# [PROVIDED ENTRIES]
'''

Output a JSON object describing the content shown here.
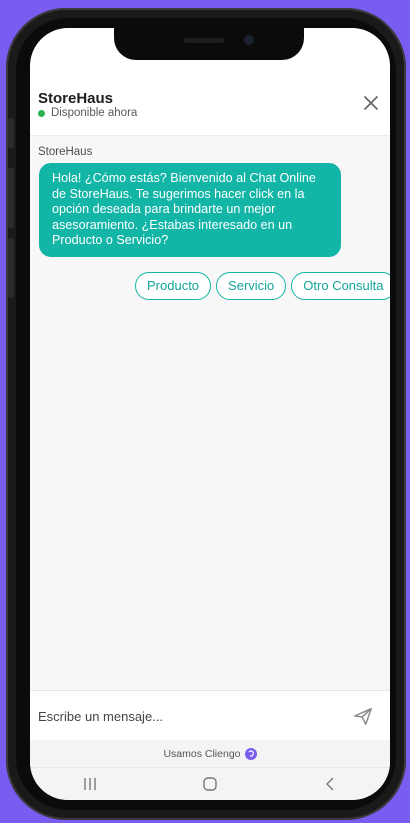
{
  "header": {
    "title": "StoreHaus",
    "status": "Disponible ahora"
  },
  "chat": {
    "sender": "StoreHaus",
    "message": "Hola! ¿Cómo estás? Bienvenido al Chat Online de StoreHaus. Te sugerimos hacer click en la opción deseada para brindarte un mejor asesoramiento. ¿Estabas interesado en un Producto o Servicio?",
    "options": [
      "Producto",
      "Servicio",
      "Otro Consulta"
    ]
  },
  "composer": {
    "placeholder": "Escribe un mensaje..."
  },
  "footer": {
    "powered_by": "Usamos Cliengo"
  },
  "colors": {
    "accent": "#13b5a6",
    "background": "#7b5cf0",
    "online": "#2bb24c"
  },
  "icons": [
    "close-icon",
    "send-icon",
    "cliengo-logo-icon",
    "recents-icon",
    "home-icon",
    "back-icon"
  ]
}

'''

# [EXERCISE]
Print the full listing exactly, dropping the pictures.

# [OUTPUT OF THE EXERCISE]
Output a JSON object describing the content shown here.
{
  "header": {
    "title": "StoreHaus",
    "status": "Disponible ahora"
  },
  "chat": {
    "sender": "StoreHaus",
    "message": "Hola! ¿Cómo estás? Bienvenido al Chat Online de StoreHaus. Te sugerimos hacer click en la opción deseada para brindarte un mejor asesoramiento. ¿Estabas interesado en un Producto o Servicio?",
    "options": [
      "Producto",
      "Servicio",
      "Otro Consulta"
    ]
  },
  "composer": {
    "placeholder": "Escribe un mensaje..."
  },
  "footer": {
    "powered_by": "Usamos Cliengo"
  },
  "colors": {
    "accent": "#13b5a6",
    "background": "#7b5cf0",
    "online": "#2bb24c"
  },
  "icons": [
    "close-icon",
    "send-icon",
    "cliengo-logo-icon",
    "recents-icon",
    "home-icon",
    "back-icon"
  ]
}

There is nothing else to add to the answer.